*WORK TO DO*: Sort through the data and copy the lines holding the word "REACH".

*INPUT DATA*:
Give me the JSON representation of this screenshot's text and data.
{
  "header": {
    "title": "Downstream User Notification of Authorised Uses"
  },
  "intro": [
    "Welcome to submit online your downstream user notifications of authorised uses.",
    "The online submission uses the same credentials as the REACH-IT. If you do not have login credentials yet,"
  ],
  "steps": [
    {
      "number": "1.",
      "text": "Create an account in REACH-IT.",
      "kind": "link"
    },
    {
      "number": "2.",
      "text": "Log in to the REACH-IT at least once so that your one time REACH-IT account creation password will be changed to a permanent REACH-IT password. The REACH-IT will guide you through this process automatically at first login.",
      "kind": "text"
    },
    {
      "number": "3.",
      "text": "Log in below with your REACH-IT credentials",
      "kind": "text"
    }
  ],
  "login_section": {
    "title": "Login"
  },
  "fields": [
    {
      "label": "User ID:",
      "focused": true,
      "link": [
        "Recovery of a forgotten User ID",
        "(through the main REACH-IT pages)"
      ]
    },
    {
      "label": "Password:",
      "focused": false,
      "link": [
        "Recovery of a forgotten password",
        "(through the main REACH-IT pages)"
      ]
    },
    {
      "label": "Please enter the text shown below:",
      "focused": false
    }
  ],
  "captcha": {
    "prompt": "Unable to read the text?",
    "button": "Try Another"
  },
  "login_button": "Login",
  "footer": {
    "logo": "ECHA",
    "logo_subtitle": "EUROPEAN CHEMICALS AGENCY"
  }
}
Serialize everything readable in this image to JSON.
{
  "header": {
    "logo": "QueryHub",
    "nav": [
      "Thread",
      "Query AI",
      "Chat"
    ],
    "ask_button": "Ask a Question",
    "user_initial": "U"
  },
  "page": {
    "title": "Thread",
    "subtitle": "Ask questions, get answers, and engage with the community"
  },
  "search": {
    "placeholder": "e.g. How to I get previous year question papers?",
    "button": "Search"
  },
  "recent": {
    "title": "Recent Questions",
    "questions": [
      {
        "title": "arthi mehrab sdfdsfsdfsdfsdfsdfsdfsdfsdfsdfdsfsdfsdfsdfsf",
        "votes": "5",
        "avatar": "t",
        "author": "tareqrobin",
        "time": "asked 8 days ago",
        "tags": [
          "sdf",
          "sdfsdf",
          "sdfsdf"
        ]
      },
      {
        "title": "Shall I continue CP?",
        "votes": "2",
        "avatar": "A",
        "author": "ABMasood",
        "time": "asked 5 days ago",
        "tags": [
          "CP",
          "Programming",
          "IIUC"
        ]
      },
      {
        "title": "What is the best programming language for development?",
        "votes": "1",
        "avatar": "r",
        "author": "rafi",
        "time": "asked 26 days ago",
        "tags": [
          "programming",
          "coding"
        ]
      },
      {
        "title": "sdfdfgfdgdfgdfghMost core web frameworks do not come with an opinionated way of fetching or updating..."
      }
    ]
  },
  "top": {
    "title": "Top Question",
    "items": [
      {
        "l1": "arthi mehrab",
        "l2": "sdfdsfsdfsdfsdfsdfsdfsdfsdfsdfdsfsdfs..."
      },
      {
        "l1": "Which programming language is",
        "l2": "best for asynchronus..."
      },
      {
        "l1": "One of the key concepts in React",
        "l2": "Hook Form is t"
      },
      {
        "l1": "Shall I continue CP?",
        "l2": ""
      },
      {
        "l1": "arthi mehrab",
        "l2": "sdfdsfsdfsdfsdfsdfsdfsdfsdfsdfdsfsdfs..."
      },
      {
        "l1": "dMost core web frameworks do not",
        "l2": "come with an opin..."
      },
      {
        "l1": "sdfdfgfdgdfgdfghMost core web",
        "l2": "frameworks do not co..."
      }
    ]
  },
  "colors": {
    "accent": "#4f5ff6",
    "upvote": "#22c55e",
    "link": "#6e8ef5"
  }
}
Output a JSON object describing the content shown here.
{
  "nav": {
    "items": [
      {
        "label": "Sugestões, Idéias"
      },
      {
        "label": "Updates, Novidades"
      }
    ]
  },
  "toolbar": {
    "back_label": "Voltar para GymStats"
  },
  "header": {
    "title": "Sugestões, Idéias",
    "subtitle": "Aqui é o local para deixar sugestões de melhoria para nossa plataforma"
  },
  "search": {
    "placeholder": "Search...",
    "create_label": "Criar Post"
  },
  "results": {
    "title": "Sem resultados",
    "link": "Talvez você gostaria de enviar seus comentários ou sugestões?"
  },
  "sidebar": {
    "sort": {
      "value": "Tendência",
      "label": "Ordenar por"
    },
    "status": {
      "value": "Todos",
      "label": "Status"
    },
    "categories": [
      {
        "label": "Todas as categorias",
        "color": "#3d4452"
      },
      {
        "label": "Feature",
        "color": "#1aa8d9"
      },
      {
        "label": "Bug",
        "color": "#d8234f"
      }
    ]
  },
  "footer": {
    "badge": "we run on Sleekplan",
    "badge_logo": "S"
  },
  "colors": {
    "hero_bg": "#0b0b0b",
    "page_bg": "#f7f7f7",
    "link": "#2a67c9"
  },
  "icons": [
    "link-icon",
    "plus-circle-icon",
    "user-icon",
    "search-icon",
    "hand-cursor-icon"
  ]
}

*CORRECT RESULT*:
    "The online submission uses the same credentials as the REACH-IT. If you do not have login credentials yet,"
      "text": "Create an account in REACH-IT.",
      "text": "Log in to the REACH-IT at least once so that your one time REACH-IT account creation password will be changed to a permanent REACH-IT password. The REACH-IT will guide you through this process automatically at first login.",
      "text": "Log in below with your REACH-IT credentials",
        "(through the main REACH-IT pages)"
        "(through the main REACH-IT pages)"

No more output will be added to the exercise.